[Entries taken from a collection]
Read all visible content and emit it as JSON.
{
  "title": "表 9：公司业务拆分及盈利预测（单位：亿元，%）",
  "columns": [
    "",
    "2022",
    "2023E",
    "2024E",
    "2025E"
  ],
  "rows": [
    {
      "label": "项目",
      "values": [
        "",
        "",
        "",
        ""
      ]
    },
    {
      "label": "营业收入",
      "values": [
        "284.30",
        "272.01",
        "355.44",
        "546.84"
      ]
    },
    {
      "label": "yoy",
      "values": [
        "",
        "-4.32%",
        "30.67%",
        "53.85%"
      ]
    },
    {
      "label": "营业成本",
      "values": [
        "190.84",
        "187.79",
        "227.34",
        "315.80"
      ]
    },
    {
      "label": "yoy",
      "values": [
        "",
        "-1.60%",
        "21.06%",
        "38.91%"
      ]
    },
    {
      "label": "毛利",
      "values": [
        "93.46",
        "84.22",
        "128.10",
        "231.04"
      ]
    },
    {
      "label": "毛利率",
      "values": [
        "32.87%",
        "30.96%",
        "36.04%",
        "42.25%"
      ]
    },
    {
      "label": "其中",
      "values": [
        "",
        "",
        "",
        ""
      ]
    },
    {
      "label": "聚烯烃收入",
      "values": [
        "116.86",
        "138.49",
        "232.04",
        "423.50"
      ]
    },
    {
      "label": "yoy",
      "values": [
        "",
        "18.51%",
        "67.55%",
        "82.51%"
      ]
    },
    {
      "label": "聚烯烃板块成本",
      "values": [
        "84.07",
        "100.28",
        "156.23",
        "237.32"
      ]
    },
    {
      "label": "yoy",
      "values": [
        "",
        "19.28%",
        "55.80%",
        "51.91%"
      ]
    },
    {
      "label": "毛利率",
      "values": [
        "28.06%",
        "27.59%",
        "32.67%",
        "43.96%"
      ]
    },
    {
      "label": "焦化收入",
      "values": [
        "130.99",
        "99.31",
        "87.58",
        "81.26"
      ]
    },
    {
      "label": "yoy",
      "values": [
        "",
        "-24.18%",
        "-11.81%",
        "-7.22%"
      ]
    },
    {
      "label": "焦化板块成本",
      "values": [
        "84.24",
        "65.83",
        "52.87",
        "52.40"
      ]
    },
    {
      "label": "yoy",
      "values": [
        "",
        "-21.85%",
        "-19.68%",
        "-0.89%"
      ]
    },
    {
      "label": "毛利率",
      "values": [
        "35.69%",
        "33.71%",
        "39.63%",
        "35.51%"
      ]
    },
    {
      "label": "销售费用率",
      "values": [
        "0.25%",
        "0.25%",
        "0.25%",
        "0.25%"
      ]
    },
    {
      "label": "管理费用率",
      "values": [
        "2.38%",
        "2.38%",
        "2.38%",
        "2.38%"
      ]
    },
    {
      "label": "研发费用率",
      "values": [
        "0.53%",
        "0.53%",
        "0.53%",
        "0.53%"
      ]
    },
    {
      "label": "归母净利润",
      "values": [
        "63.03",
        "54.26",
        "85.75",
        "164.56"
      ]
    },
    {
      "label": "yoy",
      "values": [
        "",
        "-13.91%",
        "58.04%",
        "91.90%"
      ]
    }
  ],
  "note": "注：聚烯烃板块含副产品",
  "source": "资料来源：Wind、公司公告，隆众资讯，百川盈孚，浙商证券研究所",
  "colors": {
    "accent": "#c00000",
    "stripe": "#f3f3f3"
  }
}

REQUIREMENTS: Would you reproduce the material above in full, exactly as given?

RESULT BELOW:
Read all visible content and emit it as JSON.
{
  "title": "表 9：公司业务拆分及盈利预测（单位：亿元，%）",
  "columns": [
    "",
    "2022",
    "2023E",
    "2024E",
    "2025E"
  ],
  "rows": [
    {
      "label": "项目",
      "values": [
        "",
        "",
        "",
        ""
      ]
    },
    {
      "label": "营业收入",
      "values": [
        "284.30",
        "272.01",
        "355.44",
        "546.84"
      ]
    },
    {
      "label": "yoy",
      "values": [
        "",
        "-4.32%",
        "30.67%",
        "53.85%"
      ]
    },
    {
      "label": "营业成本",
      "values": [
        "190.84",
        "187.79",
        "227.34",
        "315.80"
      ]
    },
    {
      "label": "yoy",
      "values": [
        "",
        "-1.60%",
        "21.06%",
        "38.91%"
      ]
    },
    {
      "label": "毛利",
      "values": [
        "93.46",
        "84.22",
        "128.10",
        "231.04"
      ]
    },
    {
      "label": "毛利率",
      "values": [
        "32.87%",
        "30.96%",
        "36.04%",
        "42.25%"
      ]
    },
    {
      "label": "其中",
      "values": [
        "",
        "",
        "",
        ""
      ]
    },
    {
      "label": "聚烯烃收入",
      "values": [
        "116.86",
        "138.49",
        "232.04",
        "423.50"
      ]
    },
    {
      "label": "yoy",
      "values": [
        "",
        "18.51%",
        "67.55%",
        "82.51%"
      ]
    },
    {
      "label": "聚烯烃板块成本",
      "values": [
        "84.07",
        "100.28",
        "156.23",
        "237.32"
      ]
    },
    {
      "label": "yoy",
      "values": [
        "",
        "19.28%",
        "55.80%",
        "51.91%"
      ]
    },
    {
      "label": "毛利率",
      "values": [
        "28.06%",
        "27.59%",
        "32.67%",
        "43.96%"
      ]
    },
    {
      "label": "焦化收入",
      "values": [
        "130.99",
        "99.31",
        "87.58",
        "81.26"
      ]
    },
    {
      "label": "yoy",
      "values": [
        "",
        "-24.18%",
        "-11.81%",
        "-7.22%"
      ]
    },
    {
      "label": "焦化板块成本",
      "values": [
        "84.24",
        "65.83",
        "52.87",
        "52.40"
      ]
    },
    {
      "label": "yoy",
      "values": [
        "",
        "-21.85%",
        "-19.68%",
        "-0.89%"
      ]
    },
    {
      "label": "毛利率",
      "values": [
        "35.69%",
        "33.71%",
        "39.63%",
        "35.51%"
      ]
    },
    {
      "label": "销售费用率",
      "values": [
        "0.25%",
        "0.25%",
        "0.25%",
        "0.25%"
      ]
    },
    {
      "label": "管理费用率",
      "values": [
        "2.38%",
        "2.38%",
        "2.38%",
        "2.38%"
      ]
    },
    {
      "label": "研发费用率",
      "values": [
        "0.53%",
        "0.53%",
        "0.53%",
        "0.53%"
      ]
    },
    {
      "label": "归母净利润",
      "values": [
        "63.03",
        "54.26",
        "85.75",
        "164.56"
      ]
    },
    {
      "label": "yoy",
      "values": [
        "",
        "-13.91%",
        "58.04%",
        "91.90%"
      ]
    }
  ],
  "note": "注：聚烯烃板块含副产品",
  "source": "资料来源：Wind、公司公告，隆众资讯，百川盈孚，浙商证券研究所",
  "colors": {
    "accent": "#c00000",
    "stripe": "#f3f3f3"
  }
}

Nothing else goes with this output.